■ **Task brief**
Resume the reader reviews of a Great War novel from their last sentence, writing the next part.

■ **Provided text**
I'd heard of this book years ago but never gave it much thought. My mum and father in law both recommended it and because of my growing interest in the Great War, I got the kindle version. From the start I was gripped, it's equal parts love story ,war story and a haunting document to the Great War and the fallen. At first I was sceptical about the time structure, which moves from a few years before the War, during the war and characters and relatives in the late 1970's. This time structure is interesting though, as it allows the author to comment and bring in to focus his theme of the forgotten war. How the soldiers had a code of silence, never telling relatives or other people outside the military of their experiences and horrors. This has had the result of lost information and Faulks's book is in part about finding and remembering these experiences before they are lost to all time.The book has moments of intense action and tension, the battle of the somme is very cinematic and reminded me of the opening of saving private ryan. Graphic and haunting, I recommend it fully.
J**N
A journey in two halves
There are no words of which I am qualified to adequately describe this book. It gives a history from which all would benefit. The horrendous realities of lives made noble through sufferings and sacrifice are proof of the indomitable human spirit and, conversely the frailty of human flesh; the stupid futility of war.The redemption of creation and the power of love are beautifully woven throughout this wonderfully crafted account - I cannot call it a story, nor a novel. The power of imagination and the profound desire of the author to give such an account of life at its extremes is humbling. This is my first exposure to the writing of Sebastian Faulks. I can only salute him, with gratitude for what he has given me.

■ **Supplied material**

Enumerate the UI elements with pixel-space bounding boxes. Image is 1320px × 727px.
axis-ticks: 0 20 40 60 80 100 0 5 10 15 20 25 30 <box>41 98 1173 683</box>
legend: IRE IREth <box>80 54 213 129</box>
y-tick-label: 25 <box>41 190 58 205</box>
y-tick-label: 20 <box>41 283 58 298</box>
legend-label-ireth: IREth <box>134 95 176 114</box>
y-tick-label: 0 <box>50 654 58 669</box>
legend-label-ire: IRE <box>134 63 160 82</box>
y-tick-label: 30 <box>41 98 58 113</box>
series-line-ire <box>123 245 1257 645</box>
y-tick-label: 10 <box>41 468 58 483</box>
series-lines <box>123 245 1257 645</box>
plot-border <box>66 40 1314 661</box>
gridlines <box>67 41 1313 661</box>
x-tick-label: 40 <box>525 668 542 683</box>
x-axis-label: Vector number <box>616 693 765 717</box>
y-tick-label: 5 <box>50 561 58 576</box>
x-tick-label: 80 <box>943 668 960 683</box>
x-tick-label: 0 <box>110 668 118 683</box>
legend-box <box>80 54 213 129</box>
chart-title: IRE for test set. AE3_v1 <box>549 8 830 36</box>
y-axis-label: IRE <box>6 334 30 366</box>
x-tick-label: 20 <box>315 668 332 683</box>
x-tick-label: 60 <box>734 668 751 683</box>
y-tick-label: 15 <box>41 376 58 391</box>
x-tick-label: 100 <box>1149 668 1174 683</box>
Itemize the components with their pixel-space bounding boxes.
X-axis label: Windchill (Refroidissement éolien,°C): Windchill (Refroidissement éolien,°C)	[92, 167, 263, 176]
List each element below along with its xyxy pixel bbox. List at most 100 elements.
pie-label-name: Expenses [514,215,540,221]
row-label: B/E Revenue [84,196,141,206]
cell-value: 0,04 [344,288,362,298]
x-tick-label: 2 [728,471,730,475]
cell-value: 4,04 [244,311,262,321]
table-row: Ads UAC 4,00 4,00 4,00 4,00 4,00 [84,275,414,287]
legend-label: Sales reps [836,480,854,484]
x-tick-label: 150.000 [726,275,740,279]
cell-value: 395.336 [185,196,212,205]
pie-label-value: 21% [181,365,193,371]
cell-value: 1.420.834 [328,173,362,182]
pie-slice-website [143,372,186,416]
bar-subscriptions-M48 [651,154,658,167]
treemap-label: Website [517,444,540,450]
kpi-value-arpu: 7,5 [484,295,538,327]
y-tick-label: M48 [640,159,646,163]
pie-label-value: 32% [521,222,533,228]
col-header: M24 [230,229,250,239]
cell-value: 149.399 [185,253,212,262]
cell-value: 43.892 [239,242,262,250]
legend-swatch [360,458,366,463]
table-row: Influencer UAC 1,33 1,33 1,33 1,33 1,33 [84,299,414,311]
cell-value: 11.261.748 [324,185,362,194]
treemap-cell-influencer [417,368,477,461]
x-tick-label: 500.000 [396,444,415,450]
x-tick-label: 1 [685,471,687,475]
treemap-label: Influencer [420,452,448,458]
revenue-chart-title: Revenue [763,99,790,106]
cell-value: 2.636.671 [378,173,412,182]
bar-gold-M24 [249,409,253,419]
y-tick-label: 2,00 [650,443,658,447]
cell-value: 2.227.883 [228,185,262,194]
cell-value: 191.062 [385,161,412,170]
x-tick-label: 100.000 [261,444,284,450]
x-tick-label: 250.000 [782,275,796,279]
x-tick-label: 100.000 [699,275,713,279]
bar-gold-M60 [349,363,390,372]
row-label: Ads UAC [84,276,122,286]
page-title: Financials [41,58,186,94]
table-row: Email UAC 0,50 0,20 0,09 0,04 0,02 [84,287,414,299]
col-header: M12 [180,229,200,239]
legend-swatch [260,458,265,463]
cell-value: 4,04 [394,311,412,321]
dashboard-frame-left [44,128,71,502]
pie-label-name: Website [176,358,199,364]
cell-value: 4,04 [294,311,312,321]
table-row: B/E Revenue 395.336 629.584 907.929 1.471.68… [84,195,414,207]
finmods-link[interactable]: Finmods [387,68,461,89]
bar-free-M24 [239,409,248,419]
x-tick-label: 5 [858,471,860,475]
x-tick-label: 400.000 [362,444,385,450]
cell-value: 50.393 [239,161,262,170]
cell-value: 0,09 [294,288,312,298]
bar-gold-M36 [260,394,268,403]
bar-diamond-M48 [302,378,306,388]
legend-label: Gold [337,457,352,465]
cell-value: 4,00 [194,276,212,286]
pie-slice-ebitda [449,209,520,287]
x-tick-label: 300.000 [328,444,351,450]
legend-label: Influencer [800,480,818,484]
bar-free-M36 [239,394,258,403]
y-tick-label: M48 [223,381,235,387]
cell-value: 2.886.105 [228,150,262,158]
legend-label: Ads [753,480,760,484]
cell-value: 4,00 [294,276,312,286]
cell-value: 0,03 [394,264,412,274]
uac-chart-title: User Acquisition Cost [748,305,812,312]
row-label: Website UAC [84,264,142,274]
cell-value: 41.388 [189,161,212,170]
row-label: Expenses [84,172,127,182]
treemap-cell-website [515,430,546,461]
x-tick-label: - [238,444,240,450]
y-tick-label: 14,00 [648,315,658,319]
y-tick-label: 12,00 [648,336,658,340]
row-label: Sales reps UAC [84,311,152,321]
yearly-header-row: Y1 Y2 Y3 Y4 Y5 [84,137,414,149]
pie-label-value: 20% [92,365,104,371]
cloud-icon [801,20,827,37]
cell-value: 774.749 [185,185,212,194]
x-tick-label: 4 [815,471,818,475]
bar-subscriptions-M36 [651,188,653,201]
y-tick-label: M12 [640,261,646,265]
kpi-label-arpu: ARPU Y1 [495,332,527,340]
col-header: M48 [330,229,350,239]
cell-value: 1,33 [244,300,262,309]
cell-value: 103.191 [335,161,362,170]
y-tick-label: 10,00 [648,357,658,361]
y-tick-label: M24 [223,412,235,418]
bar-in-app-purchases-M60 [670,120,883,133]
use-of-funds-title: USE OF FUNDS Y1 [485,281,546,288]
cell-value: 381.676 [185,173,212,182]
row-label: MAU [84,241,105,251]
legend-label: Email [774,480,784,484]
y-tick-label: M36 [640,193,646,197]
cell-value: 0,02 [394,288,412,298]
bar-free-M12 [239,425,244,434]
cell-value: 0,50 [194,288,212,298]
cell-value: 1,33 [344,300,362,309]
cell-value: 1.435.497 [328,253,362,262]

■ **Exercise answer**
E**D
Life is for living not dying.
Few books had me wanting to pick it up to continue reading like "Birdsong" did. This is probably the most graphic description of what WW1 was really like. Despite the gory detail of life at the front where very little actual gains were made by either side over 4 years, there runs through it a charming love story sometimes quite erotic. It is all held together by a time lapse which adds to the reality. Everyone knows of and remembers the millions of unfortunate young people (from both sides) who were casualties of the war but here is a novel which somehow combines insane carnage with a tender romantic attachment between two lovers in the same locality which was formerly a more idyllic environment. You cannot fail to be moved by the emotions experienced by the two main characters.
D**K
Attractive obsesssion with war
A long novel on the life of an Englishman who went to France on a work assignment and, for various reasons, stayed. his progress through WW1 is so well told as to be reminiscent of Henry Williamson's accounts of life in the trenches, with the added 'excitement' of the tunnels and their claustrophobic effects. The interpersonal relationships, both intimate and military, are very strongly drawn. This story of a man, his feelings, his relationships, his phobias and his post-traumatic stress disorder is absorbing. A strongly recommended read.